— BEGIN —
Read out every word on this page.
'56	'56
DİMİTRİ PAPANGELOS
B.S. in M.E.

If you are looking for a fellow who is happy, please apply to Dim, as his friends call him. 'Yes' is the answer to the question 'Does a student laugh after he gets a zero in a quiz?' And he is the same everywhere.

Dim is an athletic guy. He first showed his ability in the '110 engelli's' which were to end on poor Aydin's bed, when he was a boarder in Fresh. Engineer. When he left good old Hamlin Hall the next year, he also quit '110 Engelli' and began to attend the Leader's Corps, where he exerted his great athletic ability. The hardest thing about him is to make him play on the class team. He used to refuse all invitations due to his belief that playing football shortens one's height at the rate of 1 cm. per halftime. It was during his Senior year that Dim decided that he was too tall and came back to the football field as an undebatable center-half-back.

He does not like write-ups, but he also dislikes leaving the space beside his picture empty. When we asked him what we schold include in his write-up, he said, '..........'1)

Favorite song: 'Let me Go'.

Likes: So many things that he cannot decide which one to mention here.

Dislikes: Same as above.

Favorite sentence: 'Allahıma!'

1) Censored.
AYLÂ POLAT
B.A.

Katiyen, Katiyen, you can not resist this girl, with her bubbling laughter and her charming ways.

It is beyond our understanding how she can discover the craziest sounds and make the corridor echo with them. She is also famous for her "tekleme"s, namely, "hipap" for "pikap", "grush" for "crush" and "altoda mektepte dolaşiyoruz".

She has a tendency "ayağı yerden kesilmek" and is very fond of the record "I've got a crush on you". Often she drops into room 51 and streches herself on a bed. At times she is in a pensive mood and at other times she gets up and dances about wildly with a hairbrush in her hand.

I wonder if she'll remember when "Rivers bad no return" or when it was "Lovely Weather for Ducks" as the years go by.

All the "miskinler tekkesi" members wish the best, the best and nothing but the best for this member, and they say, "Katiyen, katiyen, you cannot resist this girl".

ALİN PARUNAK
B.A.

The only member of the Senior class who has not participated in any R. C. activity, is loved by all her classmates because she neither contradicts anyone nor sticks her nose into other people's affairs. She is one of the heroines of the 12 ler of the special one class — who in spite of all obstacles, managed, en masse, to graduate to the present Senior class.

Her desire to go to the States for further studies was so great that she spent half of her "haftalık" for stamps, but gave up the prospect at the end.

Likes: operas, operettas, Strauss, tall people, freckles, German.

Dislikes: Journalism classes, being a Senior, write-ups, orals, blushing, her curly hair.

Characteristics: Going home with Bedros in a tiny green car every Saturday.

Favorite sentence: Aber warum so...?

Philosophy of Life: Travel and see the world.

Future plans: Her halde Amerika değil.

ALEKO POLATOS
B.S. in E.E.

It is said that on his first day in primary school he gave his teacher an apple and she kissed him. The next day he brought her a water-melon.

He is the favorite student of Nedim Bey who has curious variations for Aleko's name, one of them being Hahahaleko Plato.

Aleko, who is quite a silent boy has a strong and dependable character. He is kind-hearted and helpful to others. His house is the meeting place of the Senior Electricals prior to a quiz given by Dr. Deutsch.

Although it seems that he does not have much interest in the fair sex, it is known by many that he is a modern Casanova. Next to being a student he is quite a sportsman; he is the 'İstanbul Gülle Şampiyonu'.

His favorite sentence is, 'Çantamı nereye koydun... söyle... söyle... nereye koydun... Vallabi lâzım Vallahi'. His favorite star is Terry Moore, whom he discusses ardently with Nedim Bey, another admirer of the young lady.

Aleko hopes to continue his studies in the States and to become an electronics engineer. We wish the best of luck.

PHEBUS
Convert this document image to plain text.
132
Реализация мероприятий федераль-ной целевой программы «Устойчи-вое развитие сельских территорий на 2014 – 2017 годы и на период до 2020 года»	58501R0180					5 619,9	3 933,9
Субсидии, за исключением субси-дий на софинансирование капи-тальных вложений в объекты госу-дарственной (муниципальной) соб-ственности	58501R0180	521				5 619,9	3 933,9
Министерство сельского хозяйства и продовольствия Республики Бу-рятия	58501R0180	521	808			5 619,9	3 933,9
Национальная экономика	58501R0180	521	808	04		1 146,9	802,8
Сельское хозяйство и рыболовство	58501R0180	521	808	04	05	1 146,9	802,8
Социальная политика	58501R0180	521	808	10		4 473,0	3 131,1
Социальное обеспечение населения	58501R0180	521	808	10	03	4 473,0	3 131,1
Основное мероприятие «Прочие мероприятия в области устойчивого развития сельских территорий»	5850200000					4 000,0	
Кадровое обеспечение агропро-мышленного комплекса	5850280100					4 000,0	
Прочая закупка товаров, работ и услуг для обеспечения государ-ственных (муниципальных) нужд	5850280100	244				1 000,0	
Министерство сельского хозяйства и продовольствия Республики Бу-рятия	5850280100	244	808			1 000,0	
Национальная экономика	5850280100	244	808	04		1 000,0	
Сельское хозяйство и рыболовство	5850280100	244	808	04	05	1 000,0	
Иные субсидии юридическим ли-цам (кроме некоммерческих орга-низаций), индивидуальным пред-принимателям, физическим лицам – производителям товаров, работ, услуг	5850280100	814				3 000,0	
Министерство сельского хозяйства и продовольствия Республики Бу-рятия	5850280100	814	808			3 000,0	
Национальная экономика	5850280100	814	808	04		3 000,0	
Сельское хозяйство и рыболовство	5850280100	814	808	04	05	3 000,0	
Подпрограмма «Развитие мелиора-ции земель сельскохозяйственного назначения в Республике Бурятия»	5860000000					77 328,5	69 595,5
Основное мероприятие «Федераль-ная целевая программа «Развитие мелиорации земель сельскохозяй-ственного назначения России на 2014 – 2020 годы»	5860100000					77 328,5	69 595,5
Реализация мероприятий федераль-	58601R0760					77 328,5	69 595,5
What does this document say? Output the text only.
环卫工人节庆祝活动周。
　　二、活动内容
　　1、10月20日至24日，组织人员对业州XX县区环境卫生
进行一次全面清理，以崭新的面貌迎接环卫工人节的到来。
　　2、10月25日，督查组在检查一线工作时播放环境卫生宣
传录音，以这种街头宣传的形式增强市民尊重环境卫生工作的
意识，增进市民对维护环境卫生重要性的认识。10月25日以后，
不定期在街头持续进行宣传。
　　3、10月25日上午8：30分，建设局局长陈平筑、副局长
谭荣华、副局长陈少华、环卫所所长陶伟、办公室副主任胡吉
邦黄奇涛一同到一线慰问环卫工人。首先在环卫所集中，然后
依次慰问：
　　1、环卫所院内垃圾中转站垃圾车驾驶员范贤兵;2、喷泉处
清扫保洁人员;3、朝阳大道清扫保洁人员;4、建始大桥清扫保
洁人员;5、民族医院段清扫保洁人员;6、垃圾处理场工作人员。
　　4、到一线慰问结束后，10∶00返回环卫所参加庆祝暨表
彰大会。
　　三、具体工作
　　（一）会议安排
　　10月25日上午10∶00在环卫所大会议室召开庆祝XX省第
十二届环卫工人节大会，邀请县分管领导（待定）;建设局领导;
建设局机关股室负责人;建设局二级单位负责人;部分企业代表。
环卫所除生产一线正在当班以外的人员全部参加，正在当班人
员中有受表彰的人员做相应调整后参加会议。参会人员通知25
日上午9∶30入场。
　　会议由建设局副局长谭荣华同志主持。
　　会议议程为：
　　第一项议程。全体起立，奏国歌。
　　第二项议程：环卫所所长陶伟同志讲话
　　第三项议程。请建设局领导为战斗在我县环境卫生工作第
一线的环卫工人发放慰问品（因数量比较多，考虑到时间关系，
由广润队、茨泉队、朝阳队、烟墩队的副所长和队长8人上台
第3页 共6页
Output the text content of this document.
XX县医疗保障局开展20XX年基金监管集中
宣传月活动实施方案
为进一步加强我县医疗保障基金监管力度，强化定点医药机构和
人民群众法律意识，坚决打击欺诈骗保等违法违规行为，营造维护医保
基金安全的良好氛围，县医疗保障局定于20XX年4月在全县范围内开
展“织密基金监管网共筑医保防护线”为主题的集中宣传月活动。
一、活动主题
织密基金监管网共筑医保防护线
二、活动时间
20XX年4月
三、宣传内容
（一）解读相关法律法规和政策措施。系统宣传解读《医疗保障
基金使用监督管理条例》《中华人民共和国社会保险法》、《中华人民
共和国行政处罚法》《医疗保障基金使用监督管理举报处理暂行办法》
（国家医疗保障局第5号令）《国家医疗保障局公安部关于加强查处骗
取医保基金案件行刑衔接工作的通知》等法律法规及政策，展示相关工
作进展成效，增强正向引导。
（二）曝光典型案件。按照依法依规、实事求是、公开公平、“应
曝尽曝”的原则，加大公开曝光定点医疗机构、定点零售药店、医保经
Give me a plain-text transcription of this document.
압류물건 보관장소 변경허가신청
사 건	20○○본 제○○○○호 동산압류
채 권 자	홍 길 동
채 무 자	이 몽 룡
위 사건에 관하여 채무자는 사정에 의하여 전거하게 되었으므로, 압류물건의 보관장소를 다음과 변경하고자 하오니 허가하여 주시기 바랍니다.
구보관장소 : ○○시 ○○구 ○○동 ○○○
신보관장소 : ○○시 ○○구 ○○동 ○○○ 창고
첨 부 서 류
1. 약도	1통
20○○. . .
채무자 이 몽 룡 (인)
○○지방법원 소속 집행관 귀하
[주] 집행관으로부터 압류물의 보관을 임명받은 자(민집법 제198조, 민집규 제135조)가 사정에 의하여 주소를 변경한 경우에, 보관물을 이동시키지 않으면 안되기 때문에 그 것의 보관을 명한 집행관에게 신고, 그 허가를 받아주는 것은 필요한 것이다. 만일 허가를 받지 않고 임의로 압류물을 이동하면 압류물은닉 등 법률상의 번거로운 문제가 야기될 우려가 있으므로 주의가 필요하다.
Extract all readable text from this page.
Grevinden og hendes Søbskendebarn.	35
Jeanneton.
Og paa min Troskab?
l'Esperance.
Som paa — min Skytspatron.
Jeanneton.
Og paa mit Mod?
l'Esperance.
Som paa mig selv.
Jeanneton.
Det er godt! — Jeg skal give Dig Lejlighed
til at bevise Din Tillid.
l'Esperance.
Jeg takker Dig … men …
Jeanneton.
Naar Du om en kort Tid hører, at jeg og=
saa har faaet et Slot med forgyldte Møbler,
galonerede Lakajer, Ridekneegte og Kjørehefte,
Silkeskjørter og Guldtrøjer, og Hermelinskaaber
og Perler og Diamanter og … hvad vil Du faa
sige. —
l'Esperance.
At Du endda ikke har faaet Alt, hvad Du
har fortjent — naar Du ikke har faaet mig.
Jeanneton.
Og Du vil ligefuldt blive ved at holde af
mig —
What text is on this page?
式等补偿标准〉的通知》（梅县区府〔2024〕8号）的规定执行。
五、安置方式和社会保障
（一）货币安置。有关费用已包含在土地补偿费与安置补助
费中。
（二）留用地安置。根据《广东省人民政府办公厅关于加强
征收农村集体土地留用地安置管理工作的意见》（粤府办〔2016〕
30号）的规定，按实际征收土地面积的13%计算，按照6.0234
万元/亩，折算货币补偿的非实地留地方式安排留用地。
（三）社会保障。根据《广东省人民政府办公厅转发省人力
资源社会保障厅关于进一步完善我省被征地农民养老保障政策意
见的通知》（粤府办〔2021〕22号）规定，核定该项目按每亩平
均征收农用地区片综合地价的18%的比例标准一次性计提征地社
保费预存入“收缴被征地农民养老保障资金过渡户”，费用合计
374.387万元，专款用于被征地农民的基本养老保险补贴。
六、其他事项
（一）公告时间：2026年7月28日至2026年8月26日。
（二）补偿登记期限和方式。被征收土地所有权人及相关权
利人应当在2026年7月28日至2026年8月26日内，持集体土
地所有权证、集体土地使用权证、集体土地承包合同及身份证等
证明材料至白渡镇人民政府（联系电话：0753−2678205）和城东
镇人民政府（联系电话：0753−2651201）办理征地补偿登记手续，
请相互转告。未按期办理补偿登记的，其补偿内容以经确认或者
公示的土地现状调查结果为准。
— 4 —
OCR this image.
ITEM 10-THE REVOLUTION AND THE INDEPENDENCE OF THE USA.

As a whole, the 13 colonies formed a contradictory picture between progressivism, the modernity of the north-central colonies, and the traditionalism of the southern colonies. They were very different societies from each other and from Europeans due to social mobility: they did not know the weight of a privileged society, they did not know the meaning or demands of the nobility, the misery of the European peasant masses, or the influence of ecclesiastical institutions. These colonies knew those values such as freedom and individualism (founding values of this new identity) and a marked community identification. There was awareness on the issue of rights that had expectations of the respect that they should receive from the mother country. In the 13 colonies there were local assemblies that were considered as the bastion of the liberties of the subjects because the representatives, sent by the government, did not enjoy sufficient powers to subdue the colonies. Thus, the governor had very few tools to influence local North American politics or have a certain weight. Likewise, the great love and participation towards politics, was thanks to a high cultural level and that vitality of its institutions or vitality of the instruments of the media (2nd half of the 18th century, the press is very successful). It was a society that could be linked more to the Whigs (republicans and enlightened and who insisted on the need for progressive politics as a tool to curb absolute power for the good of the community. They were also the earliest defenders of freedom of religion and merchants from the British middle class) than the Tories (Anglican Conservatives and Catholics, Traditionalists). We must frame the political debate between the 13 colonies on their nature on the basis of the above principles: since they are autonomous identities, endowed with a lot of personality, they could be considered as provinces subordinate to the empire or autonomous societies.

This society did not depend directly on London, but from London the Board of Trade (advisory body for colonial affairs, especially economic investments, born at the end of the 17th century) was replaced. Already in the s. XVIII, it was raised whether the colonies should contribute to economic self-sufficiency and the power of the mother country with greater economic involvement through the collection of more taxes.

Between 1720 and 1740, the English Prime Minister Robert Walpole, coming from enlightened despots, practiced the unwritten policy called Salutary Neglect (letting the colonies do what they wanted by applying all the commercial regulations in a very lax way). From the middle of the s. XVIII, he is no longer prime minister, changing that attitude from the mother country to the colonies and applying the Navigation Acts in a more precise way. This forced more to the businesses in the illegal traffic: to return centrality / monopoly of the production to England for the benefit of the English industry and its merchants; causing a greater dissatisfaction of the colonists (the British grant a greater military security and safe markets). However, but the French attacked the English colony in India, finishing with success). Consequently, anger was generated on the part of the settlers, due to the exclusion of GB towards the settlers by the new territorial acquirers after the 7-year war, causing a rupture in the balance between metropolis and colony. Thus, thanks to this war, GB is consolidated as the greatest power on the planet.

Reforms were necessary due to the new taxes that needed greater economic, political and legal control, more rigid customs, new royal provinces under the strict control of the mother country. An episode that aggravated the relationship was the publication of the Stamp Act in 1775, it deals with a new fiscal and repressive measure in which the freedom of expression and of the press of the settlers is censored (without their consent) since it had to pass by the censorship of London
— END —
### [Exercise objective]
In the entries above, count each line with "best"; reply with the total only.

### [Answer to the task]
2